(EXERCISE INSTRUCTIONS)
**a)** Summarize the text about Earthdance in two sentences.
**b)** According to the text about Earthdance, in what year was the Earthdance International non-profit organization co-founded?
**c)** From the text about Earthdance, copy word for word the part that begins at "The Earthdance Global Peace" and stops after "International non-profit organization.".

** Opening SOURCE TEXT block **

The Earthdance Global Peace Party is the world's largest underground music and dance event for peace. Held annually since 1997, the event features hundreds of music artists, DJs, dancers, and speakers at local Earthdance events around the world, on the same weekend each year. The Earthdance event is aligned with the annual international Peace Day on September 21 and includes a global synchronized affirmation for peace. Earthdance is produced by Earthdance Global, and supports the Earthdance International non-profit organization.

==History==
Earthdance was founded in 1997, by event producer and music artist Chris Deckker (Medicine Drum, Return To The Source), and Joseph Oliver. Deckker produced the global event until 2009. Deckker also produced the Earthdance Northern California Festival from 1999 until 2011.

In 2001, Deckker joined Reavis Daniel Moore (Medicine Drum's manager at the time of Earthdance's founding), and music entrepreneur Matthew Marshall (founder of Higher Octave Music) in co-founding the Earthdance International 501(c)(3) non-profit organization. Together they also co-founded the Earthdance Global, LLC in 2003, the partnership that holds the rights to the Earthdance trademark and produces the global event. Moore and Marshall have served as executive producers of the Earthdance global event since 2009.

Since the first Earthdance in 1997, with 22 cities in 18 countries, more than 700 events have been held in over 50 countries. Earthdance was born out of the psychedelic trance electronic dance music scene, but has grown to include multiple musical genres, with most events still featuring "psytrance" music.

==Mission==
Earthdance's mission is to celebrate and serve through its music and dance events, and to promote peace, sustainability and social justice via its international community, and its network of event producer partners.

==Social responsibility==
Earthdance events around the world support and promote a range of non-profit organizations working in the areas of peace, sustainability and social justice, with each event donating 50% or more of its profits to its non-profit partners, and featuring the organizations at their events.

** Closing SOURCE TEXT block **
** Opening SUPPLIED DATA block **

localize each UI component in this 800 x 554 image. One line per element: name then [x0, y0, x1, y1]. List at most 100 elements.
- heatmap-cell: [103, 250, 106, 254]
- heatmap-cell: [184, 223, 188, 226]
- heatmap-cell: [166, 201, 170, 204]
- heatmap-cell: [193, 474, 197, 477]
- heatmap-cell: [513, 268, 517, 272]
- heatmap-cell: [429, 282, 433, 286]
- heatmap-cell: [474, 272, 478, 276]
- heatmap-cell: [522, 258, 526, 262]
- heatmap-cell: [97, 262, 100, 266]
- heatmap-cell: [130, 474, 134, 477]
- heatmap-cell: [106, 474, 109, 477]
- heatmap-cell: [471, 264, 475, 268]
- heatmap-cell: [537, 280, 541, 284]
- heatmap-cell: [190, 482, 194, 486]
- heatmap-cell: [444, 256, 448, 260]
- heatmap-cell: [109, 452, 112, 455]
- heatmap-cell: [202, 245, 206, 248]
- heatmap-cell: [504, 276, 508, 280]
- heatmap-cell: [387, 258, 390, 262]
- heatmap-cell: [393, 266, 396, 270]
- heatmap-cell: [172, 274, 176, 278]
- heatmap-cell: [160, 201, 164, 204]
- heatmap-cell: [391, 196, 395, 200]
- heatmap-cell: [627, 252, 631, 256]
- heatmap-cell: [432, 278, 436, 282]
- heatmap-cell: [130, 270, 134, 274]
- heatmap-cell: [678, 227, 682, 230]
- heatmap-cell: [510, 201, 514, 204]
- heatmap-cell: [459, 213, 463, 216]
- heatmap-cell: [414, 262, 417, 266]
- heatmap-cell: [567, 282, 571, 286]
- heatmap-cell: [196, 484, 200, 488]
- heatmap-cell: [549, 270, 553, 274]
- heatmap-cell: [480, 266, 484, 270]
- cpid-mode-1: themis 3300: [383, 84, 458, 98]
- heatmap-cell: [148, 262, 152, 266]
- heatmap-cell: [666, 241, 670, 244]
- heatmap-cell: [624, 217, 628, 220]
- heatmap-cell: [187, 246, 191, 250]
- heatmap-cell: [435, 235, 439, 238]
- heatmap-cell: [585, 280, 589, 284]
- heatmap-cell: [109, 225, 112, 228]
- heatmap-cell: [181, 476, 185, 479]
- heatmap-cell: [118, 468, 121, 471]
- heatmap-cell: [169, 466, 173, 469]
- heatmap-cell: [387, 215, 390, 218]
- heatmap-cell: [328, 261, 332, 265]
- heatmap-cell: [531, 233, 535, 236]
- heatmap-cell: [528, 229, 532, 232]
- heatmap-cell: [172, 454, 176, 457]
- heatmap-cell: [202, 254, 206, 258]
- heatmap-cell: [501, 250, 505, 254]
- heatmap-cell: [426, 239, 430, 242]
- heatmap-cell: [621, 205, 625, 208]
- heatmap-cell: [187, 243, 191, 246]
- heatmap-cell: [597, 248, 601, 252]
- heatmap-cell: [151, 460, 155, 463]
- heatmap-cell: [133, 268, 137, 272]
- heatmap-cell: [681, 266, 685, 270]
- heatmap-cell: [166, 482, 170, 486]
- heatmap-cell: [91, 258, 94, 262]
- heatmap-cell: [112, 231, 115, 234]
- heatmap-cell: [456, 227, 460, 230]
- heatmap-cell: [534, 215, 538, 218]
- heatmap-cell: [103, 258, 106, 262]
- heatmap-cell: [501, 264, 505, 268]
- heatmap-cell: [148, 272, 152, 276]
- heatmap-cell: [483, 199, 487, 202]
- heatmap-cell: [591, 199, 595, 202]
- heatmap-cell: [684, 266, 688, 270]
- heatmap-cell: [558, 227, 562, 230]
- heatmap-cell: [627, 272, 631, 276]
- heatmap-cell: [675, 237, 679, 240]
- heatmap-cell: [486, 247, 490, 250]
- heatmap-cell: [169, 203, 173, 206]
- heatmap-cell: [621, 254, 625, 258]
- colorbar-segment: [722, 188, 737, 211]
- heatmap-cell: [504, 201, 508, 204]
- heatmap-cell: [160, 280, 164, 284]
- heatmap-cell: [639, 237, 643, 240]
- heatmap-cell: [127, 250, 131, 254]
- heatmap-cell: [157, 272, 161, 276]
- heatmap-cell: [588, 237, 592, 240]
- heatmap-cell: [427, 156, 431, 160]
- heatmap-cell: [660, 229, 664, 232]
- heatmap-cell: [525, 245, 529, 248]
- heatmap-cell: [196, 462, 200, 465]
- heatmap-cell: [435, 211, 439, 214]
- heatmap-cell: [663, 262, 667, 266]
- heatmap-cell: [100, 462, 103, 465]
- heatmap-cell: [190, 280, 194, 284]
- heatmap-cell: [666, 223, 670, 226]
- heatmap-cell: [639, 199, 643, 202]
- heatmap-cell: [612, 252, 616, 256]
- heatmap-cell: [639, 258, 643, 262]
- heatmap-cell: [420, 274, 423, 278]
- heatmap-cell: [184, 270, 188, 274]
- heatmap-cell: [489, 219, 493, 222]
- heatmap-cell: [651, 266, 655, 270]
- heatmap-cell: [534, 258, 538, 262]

** Closing SUPPLIED DATA block **

(ANSWERS TO EACH TASK)
**a)** Earthdance, held every year since 1997 and tied to Peace Day on September 21, is the world's largest underground music and dance event for peace, with local events around the world on the same weekend. Chris Deckker and Joseph Oliver founded it, and it has grown from 22 cities in 18 countries to more than 700 events in over 50 countries, with each event giving 50% or more of its profits to non-profit partners.

**b)** 2001

**c)**
The Earthdance Global Peace Party is the world's largest underground music and dance event for peace. Held annually since 1997, the event features hundreds of music artists, DJs, dancers, and speakers at local Earthdance events around the world, on the same weekend each year. The Earthdance event is aligned with the annual international Peace Day on September 21 and includes a global synchronized affirmation for peace. Earthdance is produced by Earthdance Global, and supports the Earthdance International non-profit organization.